- [Requirement] Tally up the lines where the string "JSON" appears; reply with the number only.
* BEGIN Task inputs *
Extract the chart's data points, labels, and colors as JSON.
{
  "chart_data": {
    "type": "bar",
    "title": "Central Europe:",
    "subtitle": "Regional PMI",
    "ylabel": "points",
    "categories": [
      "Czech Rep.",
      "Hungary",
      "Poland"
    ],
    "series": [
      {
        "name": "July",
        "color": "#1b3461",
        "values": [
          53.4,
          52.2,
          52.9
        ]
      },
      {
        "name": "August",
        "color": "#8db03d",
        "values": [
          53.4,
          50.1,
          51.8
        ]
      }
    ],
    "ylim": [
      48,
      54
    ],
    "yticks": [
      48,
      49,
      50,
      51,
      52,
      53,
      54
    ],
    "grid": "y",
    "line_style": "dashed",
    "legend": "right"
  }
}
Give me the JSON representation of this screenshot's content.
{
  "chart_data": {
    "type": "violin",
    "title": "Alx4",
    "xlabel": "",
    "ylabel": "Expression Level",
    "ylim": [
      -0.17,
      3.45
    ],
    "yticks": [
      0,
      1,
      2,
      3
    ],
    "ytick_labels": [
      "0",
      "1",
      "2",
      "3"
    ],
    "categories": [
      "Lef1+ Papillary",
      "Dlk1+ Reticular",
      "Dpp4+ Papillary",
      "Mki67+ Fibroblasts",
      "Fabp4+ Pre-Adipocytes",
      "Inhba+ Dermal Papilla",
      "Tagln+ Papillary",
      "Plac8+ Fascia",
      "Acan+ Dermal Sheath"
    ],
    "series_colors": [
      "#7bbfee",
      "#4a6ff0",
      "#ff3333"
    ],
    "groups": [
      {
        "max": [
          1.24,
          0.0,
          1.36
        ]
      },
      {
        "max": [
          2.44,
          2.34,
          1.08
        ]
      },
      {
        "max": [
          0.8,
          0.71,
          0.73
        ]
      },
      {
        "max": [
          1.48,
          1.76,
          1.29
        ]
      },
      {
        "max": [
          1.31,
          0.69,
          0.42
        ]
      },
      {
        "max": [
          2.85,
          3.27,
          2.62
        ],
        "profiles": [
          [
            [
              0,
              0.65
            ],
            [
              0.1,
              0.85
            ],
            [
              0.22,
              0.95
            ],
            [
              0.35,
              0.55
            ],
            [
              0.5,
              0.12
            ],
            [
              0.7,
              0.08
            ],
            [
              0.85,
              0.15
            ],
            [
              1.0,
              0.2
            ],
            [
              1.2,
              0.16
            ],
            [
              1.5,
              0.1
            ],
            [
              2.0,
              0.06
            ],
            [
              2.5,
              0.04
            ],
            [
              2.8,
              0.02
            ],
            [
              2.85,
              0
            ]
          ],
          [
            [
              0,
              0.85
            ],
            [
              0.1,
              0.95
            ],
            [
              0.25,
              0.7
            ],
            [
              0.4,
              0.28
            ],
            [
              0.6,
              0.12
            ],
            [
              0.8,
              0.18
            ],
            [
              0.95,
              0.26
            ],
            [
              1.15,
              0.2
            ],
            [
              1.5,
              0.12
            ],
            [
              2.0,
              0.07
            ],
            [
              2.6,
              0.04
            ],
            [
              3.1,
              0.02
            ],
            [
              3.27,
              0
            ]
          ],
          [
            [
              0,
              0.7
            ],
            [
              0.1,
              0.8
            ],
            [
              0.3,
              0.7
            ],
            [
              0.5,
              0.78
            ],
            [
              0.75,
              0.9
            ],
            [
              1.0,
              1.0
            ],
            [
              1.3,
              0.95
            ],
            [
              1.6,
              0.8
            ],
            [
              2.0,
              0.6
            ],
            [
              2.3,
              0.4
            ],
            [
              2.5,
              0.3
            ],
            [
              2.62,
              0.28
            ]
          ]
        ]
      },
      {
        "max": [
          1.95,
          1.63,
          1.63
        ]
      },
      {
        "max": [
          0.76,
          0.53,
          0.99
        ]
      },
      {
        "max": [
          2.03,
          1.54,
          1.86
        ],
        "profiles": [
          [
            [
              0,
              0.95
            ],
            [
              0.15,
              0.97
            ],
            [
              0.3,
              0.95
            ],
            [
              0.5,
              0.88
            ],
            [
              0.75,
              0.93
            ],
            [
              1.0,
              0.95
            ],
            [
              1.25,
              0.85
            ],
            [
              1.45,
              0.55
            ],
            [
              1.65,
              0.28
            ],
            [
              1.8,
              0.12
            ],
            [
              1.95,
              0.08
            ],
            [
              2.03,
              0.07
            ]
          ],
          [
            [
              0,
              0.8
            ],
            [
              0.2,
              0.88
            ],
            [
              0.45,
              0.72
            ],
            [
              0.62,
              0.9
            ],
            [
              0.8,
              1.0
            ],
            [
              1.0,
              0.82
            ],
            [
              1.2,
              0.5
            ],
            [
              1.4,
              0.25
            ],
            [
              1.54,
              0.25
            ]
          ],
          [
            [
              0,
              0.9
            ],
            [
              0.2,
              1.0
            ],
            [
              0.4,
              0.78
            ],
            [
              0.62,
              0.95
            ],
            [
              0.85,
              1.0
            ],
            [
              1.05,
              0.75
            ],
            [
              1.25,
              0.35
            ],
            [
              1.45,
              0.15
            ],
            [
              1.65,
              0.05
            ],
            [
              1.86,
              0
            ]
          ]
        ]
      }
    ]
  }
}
* END Task inputs *
- [Result for this exercise] 2